• EXERCISE DETAILS: Pull out every line of the listing below where "with" appears.

• EXTRACTED DATA:
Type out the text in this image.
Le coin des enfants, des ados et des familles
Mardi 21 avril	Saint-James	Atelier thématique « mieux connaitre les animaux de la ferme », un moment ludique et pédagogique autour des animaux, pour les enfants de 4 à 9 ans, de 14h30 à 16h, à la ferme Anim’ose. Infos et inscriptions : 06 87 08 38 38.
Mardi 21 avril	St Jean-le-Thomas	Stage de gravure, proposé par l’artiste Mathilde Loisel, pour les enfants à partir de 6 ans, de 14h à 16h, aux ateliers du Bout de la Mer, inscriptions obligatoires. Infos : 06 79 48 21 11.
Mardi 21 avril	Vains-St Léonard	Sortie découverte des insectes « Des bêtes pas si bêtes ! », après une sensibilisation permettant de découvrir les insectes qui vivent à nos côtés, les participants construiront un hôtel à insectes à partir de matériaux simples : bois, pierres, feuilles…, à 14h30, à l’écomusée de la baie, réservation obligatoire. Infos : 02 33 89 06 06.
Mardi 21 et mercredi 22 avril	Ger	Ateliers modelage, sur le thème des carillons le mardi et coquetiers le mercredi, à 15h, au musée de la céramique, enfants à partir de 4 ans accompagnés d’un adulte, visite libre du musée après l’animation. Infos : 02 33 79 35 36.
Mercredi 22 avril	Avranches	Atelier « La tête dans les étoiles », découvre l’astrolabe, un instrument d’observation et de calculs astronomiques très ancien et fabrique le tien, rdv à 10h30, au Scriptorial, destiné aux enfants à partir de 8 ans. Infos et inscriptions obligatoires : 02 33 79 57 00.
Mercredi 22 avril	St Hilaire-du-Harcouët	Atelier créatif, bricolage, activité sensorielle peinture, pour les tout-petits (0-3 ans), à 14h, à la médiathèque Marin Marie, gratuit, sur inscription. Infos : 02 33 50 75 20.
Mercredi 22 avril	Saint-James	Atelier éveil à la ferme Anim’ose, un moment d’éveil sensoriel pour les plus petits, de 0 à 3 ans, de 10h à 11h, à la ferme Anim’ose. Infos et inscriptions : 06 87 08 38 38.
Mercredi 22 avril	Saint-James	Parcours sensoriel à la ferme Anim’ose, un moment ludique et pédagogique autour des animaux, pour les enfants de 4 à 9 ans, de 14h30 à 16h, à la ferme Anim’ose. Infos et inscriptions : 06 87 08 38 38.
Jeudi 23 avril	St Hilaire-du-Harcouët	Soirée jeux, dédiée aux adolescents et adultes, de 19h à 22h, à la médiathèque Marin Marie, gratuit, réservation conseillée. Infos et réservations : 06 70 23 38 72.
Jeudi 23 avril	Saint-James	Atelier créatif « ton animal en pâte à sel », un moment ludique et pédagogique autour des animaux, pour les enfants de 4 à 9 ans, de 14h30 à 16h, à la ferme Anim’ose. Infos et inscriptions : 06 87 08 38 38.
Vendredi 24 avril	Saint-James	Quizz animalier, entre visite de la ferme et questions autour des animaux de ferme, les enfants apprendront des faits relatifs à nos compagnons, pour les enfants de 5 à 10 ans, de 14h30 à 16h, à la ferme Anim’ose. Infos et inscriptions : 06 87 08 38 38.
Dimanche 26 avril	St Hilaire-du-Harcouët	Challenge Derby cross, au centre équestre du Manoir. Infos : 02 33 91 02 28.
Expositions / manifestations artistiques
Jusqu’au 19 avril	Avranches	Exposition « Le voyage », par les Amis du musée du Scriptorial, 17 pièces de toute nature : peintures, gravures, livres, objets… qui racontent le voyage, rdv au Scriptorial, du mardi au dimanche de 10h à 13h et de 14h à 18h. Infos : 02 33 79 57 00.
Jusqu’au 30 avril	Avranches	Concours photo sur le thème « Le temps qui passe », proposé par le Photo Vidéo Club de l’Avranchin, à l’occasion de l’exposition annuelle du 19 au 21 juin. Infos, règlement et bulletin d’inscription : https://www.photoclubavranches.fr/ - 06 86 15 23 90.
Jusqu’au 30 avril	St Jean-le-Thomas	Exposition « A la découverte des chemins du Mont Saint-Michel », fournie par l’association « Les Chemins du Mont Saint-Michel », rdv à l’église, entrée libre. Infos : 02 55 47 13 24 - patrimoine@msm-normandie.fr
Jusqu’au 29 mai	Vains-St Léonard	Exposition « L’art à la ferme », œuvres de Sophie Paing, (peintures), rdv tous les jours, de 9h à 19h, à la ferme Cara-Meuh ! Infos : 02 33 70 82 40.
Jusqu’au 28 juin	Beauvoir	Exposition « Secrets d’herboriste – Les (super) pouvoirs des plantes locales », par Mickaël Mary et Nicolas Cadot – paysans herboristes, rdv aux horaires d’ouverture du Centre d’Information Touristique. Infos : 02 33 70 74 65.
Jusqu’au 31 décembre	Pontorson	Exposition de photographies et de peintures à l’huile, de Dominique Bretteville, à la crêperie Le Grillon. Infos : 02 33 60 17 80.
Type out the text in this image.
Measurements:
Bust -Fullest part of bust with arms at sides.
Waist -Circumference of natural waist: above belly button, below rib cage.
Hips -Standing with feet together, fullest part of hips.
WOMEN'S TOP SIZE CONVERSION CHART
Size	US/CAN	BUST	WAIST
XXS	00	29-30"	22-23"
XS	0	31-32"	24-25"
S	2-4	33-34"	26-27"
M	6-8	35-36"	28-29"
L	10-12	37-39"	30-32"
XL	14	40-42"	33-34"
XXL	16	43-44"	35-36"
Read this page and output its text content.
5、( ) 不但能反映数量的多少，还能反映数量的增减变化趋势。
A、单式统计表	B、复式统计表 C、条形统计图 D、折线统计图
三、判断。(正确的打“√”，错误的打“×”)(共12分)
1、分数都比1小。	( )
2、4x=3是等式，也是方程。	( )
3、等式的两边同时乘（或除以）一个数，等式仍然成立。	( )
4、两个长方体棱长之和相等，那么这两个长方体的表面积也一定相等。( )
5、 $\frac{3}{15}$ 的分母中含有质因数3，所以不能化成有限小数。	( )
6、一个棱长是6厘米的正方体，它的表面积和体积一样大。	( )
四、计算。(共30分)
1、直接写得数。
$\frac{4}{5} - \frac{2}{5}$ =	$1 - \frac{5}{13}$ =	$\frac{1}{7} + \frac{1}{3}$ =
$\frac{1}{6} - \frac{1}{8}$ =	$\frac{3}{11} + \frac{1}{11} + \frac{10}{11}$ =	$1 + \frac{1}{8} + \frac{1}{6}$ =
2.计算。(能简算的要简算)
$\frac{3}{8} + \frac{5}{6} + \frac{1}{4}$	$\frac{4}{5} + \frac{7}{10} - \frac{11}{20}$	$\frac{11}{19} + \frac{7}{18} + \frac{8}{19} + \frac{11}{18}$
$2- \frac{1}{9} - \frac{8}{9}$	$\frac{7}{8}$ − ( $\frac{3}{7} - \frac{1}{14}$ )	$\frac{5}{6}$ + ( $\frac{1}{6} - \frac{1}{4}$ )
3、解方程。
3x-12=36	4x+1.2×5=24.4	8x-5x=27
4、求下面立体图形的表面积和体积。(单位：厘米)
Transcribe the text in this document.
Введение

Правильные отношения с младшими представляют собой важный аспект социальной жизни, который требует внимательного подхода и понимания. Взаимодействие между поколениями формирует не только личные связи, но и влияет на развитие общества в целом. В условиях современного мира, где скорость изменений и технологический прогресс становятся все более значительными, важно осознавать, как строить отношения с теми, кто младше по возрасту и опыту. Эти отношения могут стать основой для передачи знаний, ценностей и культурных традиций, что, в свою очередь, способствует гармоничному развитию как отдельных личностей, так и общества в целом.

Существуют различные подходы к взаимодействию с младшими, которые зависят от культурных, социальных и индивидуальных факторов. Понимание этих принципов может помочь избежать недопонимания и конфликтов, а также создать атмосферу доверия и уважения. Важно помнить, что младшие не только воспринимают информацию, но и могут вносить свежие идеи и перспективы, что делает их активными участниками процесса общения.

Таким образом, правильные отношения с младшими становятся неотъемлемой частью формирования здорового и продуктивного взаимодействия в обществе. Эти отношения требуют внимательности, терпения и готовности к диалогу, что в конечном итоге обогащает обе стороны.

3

• WORKED ANSWER:
Bust -Fullest part of bust with arms at sides.
Hips -Standing with feet together, fullest part of hips.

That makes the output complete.